## Start Provided records

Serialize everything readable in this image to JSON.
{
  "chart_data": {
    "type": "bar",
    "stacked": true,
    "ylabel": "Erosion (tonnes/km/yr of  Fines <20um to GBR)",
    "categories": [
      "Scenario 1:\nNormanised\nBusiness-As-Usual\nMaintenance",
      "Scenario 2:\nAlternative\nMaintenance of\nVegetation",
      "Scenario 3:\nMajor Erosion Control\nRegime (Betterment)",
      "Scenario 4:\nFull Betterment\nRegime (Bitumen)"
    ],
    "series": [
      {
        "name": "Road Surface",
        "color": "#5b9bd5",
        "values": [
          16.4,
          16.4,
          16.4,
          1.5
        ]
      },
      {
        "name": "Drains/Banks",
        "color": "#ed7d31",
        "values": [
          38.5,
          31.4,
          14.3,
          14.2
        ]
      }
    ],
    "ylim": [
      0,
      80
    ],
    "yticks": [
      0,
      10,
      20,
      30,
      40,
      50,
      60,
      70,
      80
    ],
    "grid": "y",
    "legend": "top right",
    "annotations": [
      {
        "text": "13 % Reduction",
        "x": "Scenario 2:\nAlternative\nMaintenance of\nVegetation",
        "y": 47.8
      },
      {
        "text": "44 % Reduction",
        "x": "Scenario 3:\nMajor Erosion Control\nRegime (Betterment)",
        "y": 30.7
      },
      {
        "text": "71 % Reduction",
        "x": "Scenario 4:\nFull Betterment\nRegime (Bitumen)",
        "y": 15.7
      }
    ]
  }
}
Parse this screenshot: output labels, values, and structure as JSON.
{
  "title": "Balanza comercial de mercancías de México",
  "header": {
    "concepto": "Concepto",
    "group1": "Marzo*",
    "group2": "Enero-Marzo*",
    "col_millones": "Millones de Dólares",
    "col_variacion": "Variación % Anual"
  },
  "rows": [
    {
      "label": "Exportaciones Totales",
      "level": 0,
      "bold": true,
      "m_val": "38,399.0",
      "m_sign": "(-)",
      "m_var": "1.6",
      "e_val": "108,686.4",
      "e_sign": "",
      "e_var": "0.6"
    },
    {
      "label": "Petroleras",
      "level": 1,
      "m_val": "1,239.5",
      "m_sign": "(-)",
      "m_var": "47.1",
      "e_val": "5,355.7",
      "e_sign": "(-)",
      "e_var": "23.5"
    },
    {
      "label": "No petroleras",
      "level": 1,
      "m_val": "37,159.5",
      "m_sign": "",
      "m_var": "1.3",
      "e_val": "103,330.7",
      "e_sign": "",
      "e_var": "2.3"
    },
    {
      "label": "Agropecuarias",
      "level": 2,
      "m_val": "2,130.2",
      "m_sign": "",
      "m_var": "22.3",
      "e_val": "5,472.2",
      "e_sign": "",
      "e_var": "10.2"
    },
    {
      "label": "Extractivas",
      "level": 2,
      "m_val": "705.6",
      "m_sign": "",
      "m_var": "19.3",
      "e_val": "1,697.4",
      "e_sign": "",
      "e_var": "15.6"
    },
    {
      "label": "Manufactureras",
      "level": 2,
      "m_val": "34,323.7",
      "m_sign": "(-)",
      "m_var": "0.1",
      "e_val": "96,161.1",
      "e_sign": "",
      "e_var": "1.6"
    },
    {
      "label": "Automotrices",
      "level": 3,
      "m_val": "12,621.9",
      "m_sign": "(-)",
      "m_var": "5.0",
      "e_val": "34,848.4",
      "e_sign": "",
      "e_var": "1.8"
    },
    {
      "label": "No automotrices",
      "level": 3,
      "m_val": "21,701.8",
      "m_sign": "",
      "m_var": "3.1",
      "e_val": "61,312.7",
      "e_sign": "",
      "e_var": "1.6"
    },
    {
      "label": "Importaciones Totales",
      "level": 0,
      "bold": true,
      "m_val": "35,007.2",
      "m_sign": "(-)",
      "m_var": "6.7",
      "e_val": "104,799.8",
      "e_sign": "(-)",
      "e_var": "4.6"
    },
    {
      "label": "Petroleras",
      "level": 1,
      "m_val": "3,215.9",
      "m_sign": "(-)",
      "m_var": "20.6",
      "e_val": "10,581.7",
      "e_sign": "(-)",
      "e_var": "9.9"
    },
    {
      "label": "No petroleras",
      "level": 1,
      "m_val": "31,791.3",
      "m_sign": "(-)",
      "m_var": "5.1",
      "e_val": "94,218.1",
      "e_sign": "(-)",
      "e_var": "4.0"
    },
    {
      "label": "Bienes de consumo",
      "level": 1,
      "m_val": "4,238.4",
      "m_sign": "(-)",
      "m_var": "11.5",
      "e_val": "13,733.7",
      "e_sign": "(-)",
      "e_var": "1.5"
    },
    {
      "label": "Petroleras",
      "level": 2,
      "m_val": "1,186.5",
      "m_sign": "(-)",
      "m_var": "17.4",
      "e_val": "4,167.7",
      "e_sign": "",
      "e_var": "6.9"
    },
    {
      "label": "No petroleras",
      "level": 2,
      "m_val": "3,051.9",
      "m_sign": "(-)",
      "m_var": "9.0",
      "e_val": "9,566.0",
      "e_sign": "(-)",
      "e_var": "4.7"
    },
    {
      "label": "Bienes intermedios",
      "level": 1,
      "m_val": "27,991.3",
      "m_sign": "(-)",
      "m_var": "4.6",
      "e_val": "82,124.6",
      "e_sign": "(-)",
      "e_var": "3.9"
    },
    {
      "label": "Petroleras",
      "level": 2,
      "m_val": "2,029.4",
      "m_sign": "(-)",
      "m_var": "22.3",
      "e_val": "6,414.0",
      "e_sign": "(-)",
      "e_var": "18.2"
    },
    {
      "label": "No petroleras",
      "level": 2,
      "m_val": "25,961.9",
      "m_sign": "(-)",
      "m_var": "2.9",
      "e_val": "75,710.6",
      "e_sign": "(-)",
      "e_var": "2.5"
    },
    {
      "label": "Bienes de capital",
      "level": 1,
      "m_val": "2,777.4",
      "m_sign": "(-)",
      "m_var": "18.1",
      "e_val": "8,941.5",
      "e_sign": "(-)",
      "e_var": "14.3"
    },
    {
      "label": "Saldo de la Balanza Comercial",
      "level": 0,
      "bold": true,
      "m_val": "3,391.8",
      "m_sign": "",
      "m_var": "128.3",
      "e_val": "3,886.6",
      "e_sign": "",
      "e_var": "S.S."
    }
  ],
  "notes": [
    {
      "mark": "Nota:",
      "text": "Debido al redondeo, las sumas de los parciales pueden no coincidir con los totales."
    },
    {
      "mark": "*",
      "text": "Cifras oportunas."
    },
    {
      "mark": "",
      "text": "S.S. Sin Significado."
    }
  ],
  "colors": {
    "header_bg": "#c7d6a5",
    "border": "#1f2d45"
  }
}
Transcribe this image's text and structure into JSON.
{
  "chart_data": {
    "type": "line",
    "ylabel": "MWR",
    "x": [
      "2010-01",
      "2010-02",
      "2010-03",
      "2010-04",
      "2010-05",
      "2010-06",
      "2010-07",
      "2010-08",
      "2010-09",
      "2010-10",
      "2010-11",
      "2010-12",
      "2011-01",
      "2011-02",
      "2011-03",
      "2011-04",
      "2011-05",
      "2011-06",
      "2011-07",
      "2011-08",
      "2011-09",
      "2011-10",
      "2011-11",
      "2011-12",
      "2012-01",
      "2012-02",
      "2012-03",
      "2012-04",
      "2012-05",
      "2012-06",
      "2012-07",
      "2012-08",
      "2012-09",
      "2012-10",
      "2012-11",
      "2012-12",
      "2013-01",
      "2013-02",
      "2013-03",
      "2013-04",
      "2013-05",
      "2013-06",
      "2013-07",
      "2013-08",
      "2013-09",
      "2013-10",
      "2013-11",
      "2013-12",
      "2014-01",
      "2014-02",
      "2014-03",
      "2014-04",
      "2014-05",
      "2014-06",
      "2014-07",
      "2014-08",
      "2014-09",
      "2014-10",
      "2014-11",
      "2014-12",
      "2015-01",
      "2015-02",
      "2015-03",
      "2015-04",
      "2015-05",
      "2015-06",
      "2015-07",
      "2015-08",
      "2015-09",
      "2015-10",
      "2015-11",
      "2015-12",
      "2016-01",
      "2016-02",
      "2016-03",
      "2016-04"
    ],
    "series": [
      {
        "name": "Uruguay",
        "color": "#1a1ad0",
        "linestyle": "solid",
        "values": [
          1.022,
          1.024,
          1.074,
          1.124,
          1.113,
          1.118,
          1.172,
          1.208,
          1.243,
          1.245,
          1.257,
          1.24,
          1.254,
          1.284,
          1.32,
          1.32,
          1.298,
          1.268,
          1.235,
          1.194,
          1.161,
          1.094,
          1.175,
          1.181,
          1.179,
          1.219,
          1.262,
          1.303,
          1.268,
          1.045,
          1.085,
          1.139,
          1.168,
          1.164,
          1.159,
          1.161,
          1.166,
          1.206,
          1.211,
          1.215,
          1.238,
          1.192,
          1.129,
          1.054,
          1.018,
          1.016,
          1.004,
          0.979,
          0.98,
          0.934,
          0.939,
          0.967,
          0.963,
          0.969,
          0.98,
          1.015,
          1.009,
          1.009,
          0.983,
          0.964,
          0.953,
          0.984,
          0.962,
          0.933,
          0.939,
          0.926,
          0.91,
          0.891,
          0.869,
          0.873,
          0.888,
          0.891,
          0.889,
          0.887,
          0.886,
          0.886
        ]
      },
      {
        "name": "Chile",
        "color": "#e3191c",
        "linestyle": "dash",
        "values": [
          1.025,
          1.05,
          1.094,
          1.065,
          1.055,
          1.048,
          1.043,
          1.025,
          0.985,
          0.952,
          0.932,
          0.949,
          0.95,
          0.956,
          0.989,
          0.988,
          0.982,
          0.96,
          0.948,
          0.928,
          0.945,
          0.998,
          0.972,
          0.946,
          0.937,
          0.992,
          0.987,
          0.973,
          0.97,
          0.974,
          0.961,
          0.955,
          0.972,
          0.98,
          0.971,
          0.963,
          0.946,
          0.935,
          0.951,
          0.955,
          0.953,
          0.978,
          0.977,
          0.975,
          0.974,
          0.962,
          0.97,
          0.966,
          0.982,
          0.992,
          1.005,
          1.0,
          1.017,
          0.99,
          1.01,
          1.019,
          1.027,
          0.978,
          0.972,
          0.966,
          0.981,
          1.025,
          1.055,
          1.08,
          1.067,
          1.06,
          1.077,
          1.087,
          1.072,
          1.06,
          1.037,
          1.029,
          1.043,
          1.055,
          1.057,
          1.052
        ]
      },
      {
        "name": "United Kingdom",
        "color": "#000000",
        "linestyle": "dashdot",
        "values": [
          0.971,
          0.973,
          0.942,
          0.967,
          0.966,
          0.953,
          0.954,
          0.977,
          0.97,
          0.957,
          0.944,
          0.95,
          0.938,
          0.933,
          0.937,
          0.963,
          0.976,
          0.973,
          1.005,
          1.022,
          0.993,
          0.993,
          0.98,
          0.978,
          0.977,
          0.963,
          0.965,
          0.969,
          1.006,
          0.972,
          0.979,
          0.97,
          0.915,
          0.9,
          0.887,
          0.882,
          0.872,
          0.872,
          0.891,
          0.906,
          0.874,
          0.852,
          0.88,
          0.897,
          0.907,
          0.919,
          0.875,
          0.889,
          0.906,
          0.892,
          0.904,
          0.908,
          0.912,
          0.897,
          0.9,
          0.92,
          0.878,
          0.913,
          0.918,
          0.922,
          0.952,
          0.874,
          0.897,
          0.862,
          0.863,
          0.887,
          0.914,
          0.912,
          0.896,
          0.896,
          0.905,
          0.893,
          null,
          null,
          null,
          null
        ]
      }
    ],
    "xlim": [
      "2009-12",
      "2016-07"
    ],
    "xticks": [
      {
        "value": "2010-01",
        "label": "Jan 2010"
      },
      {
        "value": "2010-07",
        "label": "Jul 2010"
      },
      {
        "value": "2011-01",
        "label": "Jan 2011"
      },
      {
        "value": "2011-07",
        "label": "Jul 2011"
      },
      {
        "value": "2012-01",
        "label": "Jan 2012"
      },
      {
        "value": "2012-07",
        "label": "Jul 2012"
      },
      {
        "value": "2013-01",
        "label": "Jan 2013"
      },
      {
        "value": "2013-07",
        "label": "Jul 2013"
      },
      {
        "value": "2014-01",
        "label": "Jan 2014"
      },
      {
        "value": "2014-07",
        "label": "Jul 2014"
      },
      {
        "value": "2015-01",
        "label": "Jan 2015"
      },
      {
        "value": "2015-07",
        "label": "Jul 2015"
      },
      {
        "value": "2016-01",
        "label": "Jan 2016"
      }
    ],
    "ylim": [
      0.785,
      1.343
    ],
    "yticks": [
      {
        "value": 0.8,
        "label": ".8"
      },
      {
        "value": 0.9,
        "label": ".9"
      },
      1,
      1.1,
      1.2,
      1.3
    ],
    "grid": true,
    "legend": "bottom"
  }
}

## End Provided records

### Task goal
Look through the data above. Find each line with the string "nAlternative" and copy it.

### Result
      "Scenario 2:\nAlternative\nMaintenance of\nVegetation",
        "x": "Scenario 2:\nAlternative\nMaintenance of\nVegetation",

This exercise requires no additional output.